Available data:
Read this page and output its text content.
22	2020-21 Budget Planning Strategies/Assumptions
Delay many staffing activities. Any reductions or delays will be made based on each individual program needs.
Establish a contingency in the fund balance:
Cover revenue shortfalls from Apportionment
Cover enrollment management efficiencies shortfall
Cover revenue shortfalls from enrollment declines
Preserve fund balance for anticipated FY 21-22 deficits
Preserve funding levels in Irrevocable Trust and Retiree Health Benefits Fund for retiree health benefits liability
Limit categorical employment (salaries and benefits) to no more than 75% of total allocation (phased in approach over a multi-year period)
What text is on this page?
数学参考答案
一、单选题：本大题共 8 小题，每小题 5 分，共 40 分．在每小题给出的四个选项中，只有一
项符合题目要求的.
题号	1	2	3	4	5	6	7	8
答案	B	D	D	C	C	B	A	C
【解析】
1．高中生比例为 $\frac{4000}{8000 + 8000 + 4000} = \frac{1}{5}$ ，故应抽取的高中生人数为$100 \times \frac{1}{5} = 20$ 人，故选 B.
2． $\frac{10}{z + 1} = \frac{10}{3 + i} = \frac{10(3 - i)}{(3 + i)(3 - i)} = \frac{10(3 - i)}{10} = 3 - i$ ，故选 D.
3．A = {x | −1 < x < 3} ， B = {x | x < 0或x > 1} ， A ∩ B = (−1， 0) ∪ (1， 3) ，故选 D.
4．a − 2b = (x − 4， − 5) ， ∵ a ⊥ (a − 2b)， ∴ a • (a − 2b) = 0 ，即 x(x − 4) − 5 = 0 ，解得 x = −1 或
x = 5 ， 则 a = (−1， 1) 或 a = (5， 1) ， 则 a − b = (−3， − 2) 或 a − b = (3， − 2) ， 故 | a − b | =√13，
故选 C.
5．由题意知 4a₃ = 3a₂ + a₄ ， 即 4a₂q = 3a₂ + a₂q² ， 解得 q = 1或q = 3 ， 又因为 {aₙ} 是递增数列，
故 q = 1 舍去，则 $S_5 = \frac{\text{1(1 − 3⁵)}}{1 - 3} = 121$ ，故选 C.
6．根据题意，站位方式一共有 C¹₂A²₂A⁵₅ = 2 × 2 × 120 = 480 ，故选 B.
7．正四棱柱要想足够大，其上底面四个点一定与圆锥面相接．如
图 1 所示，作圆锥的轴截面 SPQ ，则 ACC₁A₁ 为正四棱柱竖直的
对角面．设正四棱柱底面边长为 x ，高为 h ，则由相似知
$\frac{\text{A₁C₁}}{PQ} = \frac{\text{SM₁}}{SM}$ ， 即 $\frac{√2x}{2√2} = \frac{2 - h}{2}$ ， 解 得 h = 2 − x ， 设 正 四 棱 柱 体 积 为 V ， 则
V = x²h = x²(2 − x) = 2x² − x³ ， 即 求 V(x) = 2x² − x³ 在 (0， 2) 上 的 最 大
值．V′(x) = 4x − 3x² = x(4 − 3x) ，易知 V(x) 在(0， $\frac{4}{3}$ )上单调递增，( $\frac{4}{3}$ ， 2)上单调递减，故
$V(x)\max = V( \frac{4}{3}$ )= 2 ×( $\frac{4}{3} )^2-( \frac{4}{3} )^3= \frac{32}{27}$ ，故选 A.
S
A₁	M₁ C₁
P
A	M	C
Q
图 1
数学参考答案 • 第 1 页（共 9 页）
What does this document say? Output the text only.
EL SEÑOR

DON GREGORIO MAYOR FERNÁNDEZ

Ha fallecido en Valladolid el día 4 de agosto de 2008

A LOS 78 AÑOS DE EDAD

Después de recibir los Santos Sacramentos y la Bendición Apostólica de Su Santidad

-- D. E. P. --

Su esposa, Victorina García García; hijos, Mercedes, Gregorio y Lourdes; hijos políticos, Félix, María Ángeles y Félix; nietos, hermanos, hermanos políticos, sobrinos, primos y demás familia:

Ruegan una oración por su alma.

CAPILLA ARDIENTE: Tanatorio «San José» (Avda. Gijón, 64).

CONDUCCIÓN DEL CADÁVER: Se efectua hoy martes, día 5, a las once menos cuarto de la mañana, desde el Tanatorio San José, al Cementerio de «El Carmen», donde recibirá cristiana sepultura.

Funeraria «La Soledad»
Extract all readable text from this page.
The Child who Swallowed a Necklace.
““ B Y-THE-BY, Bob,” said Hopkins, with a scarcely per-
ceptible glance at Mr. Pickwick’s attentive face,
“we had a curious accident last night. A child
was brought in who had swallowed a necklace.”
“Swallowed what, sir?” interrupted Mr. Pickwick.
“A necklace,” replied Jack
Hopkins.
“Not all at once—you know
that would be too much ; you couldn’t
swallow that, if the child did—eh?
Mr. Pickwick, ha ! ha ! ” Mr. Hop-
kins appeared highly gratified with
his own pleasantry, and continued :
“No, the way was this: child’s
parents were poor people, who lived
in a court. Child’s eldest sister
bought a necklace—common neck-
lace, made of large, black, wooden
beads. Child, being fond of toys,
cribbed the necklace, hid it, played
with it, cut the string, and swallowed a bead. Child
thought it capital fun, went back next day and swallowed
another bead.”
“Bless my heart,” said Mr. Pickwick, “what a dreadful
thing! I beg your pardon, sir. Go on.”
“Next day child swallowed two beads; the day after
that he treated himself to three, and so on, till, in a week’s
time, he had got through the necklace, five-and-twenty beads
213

Problem:
Say, as a single number and nothing more, how many lines of the entries contain the word "revenue".

Task response:
2